Records to process →
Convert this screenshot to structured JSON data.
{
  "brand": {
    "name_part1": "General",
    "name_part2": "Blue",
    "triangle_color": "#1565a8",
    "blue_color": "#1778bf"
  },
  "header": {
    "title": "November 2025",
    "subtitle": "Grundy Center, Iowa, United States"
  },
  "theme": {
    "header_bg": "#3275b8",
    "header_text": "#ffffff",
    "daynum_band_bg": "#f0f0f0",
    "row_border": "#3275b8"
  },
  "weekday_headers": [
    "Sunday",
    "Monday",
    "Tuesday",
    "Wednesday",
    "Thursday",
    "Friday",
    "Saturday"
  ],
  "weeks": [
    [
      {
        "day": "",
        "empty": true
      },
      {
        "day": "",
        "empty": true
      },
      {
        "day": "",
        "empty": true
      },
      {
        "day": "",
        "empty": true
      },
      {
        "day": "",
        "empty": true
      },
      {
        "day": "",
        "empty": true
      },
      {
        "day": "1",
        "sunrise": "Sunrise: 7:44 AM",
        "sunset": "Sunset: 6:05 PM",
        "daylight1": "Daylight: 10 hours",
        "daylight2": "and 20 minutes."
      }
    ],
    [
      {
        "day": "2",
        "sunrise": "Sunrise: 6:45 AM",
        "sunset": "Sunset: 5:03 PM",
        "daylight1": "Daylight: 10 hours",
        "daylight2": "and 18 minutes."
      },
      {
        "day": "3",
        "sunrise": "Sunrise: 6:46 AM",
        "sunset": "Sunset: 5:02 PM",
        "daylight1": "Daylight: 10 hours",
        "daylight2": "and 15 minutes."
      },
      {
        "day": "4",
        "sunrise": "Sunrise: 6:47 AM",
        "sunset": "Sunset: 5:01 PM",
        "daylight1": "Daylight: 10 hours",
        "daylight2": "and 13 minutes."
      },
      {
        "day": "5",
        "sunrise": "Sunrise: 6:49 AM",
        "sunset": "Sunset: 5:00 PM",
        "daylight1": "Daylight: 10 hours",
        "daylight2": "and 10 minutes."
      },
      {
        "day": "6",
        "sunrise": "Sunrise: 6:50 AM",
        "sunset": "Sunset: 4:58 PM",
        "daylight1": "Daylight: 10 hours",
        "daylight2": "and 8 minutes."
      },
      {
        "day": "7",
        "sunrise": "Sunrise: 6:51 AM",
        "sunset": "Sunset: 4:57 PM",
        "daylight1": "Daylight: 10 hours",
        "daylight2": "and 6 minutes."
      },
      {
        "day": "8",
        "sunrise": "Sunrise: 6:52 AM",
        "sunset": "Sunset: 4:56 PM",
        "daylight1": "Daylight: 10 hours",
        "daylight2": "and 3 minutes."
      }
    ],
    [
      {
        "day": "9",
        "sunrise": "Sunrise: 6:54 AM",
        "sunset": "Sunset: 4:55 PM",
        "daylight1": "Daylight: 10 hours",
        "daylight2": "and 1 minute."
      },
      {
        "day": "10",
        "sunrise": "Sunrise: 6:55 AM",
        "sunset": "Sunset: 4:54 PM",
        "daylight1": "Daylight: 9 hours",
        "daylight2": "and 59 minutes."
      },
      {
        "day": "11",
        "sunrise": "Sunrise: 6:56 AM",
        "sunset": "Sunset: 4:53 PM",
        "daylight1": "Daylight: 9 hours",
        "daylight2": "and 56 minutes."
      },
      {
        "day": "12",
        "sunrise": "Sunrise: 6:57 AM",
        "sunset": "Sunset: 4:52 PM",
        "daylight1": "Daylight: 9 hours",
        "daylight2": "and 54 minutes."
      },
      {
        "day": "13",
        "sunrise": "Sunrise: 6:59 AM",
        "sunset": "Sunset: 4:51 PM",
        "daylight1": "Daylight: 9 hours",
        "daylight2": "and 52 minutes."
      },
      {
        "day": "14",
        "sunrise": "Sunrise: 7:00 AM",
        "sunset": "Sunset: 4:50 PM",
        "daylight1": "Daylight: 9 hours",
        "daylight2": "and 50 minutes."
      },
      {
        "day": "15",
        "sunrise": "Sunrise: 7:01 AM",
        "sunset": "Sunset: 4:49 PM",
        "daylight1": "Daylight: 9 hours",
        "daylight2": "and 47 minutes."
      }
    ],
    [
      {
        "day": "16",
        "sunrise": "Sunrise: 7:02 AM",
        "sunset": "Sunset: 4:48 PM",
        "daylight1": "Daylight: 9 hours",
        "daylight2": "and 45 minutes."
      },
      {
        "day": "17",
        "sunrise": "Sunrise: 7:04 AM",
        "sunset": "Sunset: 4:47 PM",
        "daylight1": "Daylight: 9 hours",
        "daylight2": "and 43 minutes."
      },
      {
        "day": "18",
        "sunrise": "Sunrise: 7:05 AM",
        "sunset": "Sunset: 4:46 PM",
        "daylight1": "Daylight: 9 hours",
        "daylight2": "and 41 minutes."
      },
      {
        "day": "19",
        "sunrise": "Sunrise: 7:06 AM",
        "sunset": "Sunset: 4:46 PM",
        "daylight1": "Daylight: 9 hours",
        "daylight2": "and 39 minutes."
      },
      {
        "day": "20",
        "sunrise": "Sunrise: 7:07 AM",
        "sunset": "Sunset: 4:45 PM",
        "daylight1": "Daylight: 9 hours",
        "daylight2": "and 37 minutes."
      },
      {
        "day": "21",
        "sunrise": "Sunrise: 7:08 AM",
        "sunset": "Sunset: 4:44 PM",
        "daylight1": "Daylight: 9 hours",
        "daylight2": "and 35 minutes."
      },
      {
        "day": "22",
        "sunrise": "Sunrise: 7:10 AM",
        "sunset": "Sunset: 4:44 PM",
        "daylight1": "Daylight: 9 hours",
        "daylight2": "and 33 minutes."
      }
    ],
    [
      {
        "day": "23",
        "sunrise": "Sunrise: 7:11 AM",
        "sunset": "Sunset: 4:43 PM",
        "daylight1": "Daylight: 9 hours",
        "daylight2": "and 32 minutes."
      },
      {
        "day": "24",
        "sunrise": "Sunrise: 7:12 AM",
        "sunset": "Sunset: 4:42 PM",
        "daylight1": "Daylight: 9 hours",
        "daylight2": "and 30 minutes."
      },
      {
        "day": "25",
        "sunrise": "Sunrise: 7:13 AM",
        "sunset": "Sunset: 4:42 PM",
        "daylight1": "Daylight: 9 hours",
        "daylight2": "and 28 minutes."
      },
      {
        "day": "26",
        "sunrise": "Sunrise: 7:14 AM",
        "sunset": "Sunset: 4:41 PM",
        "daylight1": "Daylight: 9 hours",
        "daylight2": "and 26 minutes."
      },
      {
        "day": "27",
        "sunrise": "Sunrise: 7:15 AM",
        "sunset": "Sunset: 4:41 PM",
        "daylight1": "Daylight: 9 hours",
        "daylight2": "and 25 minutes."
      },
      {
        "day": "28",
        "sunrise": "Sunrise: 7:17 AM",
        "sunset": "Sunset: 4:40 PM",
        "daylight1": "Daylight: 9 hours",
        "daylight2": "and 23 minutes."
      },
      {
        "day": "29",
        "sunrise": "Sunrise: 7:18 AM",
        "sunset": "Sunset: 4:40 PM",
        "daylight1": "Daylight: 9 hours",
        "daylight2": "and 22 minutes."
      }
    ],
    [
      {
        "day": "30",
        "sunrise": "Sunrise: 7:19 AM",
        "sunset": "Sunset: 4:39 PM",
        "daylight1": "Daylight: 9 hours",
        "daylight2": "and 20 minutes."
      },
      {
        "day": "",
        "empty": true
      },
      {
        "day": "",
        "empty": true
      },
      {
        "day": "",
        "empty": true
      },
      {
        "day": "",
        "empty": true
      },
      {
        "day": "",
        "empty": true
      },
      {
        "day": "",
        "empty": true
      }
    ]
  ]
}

What you should do →
Go through the entries and repeat each one exactly.

Written reply →
Convert this screenshot to structured JSON data.
{
  "brand": {
    "name_part1": "General",
    "name_part2": "Blue",
    "triangle_color": "#1565a8",
    "blue_color": "#1778bf"
  },
  "header": {
    "title": "November 2025",
    "subtitle": "Grundy Center, Iowa, United States"
  },
  "theme": {
    "header_bg": "#3275b8",
    "header_text": "#ffffff",
    "daynum_band_bg": "#f0f0f0",
    "row_border": "#3275b8"
  },
  "weekday_headers": [
    "Sunday",
    "Monday",
    "Tuesday",
    "Wednesday",
    "Thursday",
    "Friday",
    "Saturday"
  ],
  "weeks": [
    [
      {
        "day": "",
        "empty": true
      },
      {
        "day": "",
        "empty": true
      },
      {
        "day": "",
        "empty": true
      },
      {
        "day": "",
        "empty": true
      },
      {
        "day": "",
        "empty": true
      },
      {
        "day": "",
        "empty": true
      },
      {
        "day": "1",
        "sunrise": "Sunrise: 7:44 AM",
        "sunset": "Sunset: 6:05 PM",
        "daylight1": "Daylight: 10 hours",
        "daylight2": "and 20 minutes."
      }
    ],
    [
      {
        "day": "2",
        "sunrise": "Sunrise: 6:45 AM",
        "sunset": "Sunset: 5:03 PM",
        "daylight1": "Daylight: 10 hours",
        "daylight2": "and 18 minutes."
      },
      {
        "day": "3",
        "sunrise": "Sunrise: 6:46 AM",
        "sunset": "Sunset: 5:02 PM",
        "daylight1": "Daylight: 10 hours",
        "daylight2": "and 15 minutes."
      },
      {
        "day": "4",
        "sunrise": "Sunrise: 6:47 AM",
        "sunset": "Sunset: 5:01 PM",
        "daylight1": "Daylight: 10 hours",
        "daylight2": "and 13 minutes."
      },
      {
        "day": "5",
        "sunrise": "Sunrise: 6:49 AM",
        "sunset": "Sunset: 5:00 PM",
        "daylight1": "Daylight: 10 hours",
        "daylight2": "and 10 minutes."
      },
      {
        "day": "6",
        "sunrise": "Sunrise: 6:50 AM",
        "sunset": "Sunset: 4:58 PM",
        "daylight1": "Daylight: 10 hours",
        "daylight2": "and 8 minutes."
      },
      {
        "day": "7",
        "sunrise": "Sunrise: 6:51 AM",
        "sunset": "Sunset: 4:57 PM",
        "daylight1": "Daylight: 10 hours",
        "daylight2": "and 6 minutes."
      },
      {
        "day": "8",
        "sunrise": "Sunrise: 6:52 AM",
        "sunset": "Sunset: 4:56 PM",
        "daylight1": "Daylight: 10 hours",
        "daylight2": "and 3 minutes."
      }
    ],
    [
      {
        "day": "9",
        "sunrise": "Sunrise: 6:54 AM",
        "sunset": "Sunset: 4:55 PM",
        "daylight1": "Daylight: 10 hours",
        "daylight2": "and 1 minute."
      },
      {
        "day": "10",
        "sunrise": "Sunrise: 6:55 AM",
        "sunset": "Sunset: 4:54 PM",
        "daylight1": "Daylight: 9 hours",
        "daylight2": "and 59 minutes."
      },
      {
        "day": "11",
        "sunrise": "Sunrise: 6:56 AM",
        "sunset": "Sunset: 4:53 PM",
        "daylight1": "Daylight: 9 hours",
        "daylight2": "and 56 minutes."
      },
      {
        "day": "12",
        "sunrise": "Sunrise: 6:57 AM",
        "sunset": "Sunset: 4:52 PM",
        "daylight1": "Daylight: 9 hours",
        "daylight2": "and 54 minutes."
      },
      {
        "day": "13",
        "sunrise": "Sunrise: 6:59 AM",
        "sunset": "Sunset: 4:51 PM",
        "daylight1": "Daylight: 9 hours",
        "daylight2": "and 52 minutes."
      },
      {
        "day": "14",
        "sunrise": "Sunrise: 7:00 AM",
        "sunset": "Sunset: 4:50 PM",
        "daylight1": "Daylight: 9 hours",
        "daylight2": "and 50 minutes."
      },
      {
        "day": "15",
        "sunrise": "Sunrise: 7:01 AM",
        "sunset": "Sunset: 4:49 PM",
        "daylight1": "Daylight: 9 hours",
        "daylight2": "and 47 minutes."
      }
    ],
    [
      {
        "day": "16",
        "sunrise": "Sunrise: 7:02 AM",
        "sunset": "Sunset: 4:48 PM",
        "daylight1": "Daylight: 9 hours",
        "daylight2": "and 45 minutes."
      },
      {
        "day": "17",
        "sunrise": "Sunrise: 7:04 AM",
        "sunset": "Sunset: 4:47 PM",
        "daylight1": "Daylight: 9 hours",
        "daylight2": "and 43 minutes."
      },
      {
        "day": "18",
        "sunrise": "Sunrise: 7:05 AM",
        "sunset": "Sunset: 4:46 PM",
        "daylight1": "Daylight: 9 hours",
        "daylight2": "and 41 minutes."
      },
      {
        "day": "19",
        "sunrise": "Sunrise: 7:06 AM",
        "sunset": "Sunset: 4:46 PM",
        "daylight1": "Daylight: 9 hours",
        "daylight2": "and 39 minutes."
      },
      {
        "day": "20",
        "sunrise": "Sunrise: 7:07 AM",
        "sunset": "Sunset: 4:45 PM",
        "daylight1": "Daylight: 9 hours",
        "daylight2": "and 37 minutes."
      },
      {
        "day": "21",
        "sunrise": "Sunrise: 7:08 AM",
        "sunset": "Sunset: 4:44 PM",
        "daylight1": "Daylight: 9 hours",
        "daylight2": "and 35 minutes."
      },
      {
        "day": "22",
        "sunrise": "Sunrise: 7:10 AM",
        "sunset": "Sunset: 4:44 PM",
        "daylight1": "Daylight: 9 hours",
        "daylight2": "and 33 minutes."
      }
    ],
    [
      {
        "day": "23",
        "sunrise": "Sunrise: 7:11 AM",
        "sunset": "Sunset: 4:43 PM",
        "daylight1": "Daylight: 9 hours",
        "daylight2": "and 32 minutes."
      },
      {
        "day": "24",
        "sunrise": "Sunrise: 7:12 AM",
        "sunset": "Sunset: 4:42 PM",
        "daylight1": "Daylight: 9 hours",
        "daylight2": "and 30 minutes."
      },
      {
        "day": "25",
        "sunrise": "Sunrise: 7:13 AM",
        "sunset": "Sunset: 4:42 PM",
        "daylight1": "Daylight: 9 hours",
        "daylight2": "and 28 minutes."
      },
      {
        "day": "26",
        "sunrise": "Sunrise: 7:14 AM",
        "sunset": "Sunset: 4:41 PM",
        "daylight1": "Daylight: 9 hours",
        "daylight2": "and 26 minutes."
      },
      {
        "day": "27",
        "sunrise": "Sunrise: 7:15 AM",
        "sunset": "Sunset: 4:41 PM",
        "daylight1": "Daylight: 9 hours",
        "daylight2": "and 25 minutes."
      },
      {
        "day": "28",
        "sunrise": "Sunrise: 7:17 AM",
        "sunset": "Sunset: 4:40 PM",
        "daylight1": "Daylight: 9 hours",
        "daylight2": "and 23 minutes."
      },
      {
        "day": "29",
        "sunrise": "Sunrise: 7:18 AM",
        "sunset": "Sunset: 4:40 PM",
        "daylight1": "Daylight: 9 hours",
        "daylight2": "and 22 minutes."
      }
    ],
    [
      {
        "day": "30",
        "sunrise": "Sunrise: 7:19 AM",
        "sunset": "Sunset: 4:39 PM",
        "daylight1": "Daylight: 9 hours",
        "daylight2": "and 20 minutes."
      },
      {
        "day": "",
        "empty": true
      },
      {
        "day": "",
        "empty": true
      },
      {
        "day": "",
        "empty": true
      },
      {
        "day": "",
        "empty": true
      },
      {
        "day": "",
        "empty": true
      },
      {
        "day": "",
        "empty": true
      }
    ]
  ]
}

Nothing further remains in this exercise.